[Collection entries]
☆ ☆ ☆ ☆

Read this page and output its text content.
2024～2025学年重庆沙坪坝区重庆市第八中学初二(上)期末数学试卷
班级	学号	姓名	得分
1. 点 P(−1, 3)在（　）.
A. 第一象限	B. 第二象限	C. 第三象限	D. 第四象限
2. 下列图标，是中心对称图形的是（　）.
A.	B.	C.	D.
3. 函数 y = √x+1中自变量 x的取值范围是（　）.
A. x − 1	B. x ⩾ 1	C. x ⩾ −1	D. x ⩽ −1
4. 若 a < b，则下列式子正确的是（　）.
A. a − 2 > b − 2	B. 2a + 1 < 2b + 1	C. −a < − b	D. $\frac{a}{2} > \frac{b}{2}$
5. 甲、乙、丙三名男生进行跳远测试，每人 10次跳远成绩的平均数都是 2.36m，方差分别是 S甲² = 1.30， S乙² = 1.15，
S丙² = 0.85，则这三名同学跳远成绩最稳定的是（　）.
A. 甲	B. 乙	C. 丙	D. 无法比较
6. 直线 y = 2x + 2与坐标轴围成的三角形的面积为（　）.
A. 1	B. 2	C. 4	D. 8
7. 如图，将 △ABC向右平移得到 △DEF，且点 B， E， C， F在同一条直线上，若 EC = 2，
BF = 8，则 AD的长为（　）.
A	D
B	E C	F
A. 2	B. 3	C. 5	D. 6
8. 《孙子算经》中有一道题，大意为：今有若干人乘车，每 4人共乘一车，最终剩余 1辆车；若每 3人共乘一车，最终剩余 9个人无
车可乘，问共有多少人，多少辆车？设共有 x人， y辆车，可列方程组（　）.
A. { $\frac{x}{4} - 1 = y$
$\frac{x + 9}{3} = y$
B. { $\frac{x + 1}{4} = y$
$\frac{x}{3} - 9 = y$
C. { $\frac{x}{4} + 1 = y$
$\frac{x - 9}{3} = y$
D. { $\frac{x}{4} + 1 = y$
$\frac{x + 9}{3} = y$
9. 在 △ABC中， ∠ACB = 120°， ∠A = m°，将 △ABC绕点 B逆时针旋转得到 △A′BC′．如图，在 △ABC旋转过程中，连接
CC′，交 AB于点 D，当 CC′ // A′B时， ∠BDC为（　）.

☆ ☆ ☆ ☆

- Job
Restate each entry exactly, skipping none.

- Task answer
Read this page and output its text content.
2024～2025学年重庆沙坪坝区重庆市第八中学初二(上)期末数学试卷
班级	学号	姓名	得分
1. 点 P(−1, 3)在（　）.
A. 第一象限	B. 第二象限	C. 第三象限	D. 第四象限
2. 下列图标，是中心对称图形的是（　）.
A.	B.	C.	D.
3. 函数 y = √x+1中自变量 x的取值范围是（　）.
A. x − 1	B. x ⩾ 1	C. x ⩾ −1	D. x ⩽ −1
4. 若 a < b，则下列式子正确的是（　）.
A. a − 2 > b − 2	B. 2a + 1 < 2b + 1	C. −a < − b	D. $\frac{a}{2} > \frac{b}{2}$
5. 甲、乙、丙三名男生进行跳远测试，每人 10次跳远成绩的平均数都是 2.36m，方差分别是 S甲² = 1.30， S乙² = 1.15，
S丙² = 0.85，则这三名同学跳远成绩最稳定的是（　）.
A. 甲	B. 乙	C. 丙	D. 无法比较
6. 直线 y = 2x + 2与坐标轴围成的三角形的面积为（　）.
A. 1	B. 2	C. 4	D. 8
7. 如图，将 △ABC向右平移得到 △DEF，且点 B， E， C， F在同一条直线上，若 EC = 2，
BF = 8，则 AD的长为（　）.
A	D
B	E C	F
A. 2	B. 3	C. 5	D. 6
8. 《孙子算经》中有一道题，大意为：今有若干人乘车，每 4人共乘一车，最终剩余 1辆车；若每 3人共乘一车，最终剩余 9个人无
车可乘，问共有多少人，多少辆车？设共有 x人， y辆车，可列方程组（　）.
A. { $\frac{x}{4} - 1 = y$
$\frac{x + 9}{3} = y$
B. { $\frac{x + 1}{4} = y$
$\frac{x}{3} - 9 = y$
C. { $\frac{x}{4} + 1 = y$
$\frac{x - 9}{3} = y$
D. { $\frac{x}{4} + 1 = y$
$\frac{x + 9}{3} = y$
9. 在 △ABC中， ∠ACB = 120°， ∠A = m°，将 △ABC绕点 B逆时针旋转得到 △A′BC′．如图，在 △ABC旋转过程中，连接
CC′，交 AB于点 D，当 CC′ // A′B时， ∠BDC为（　）.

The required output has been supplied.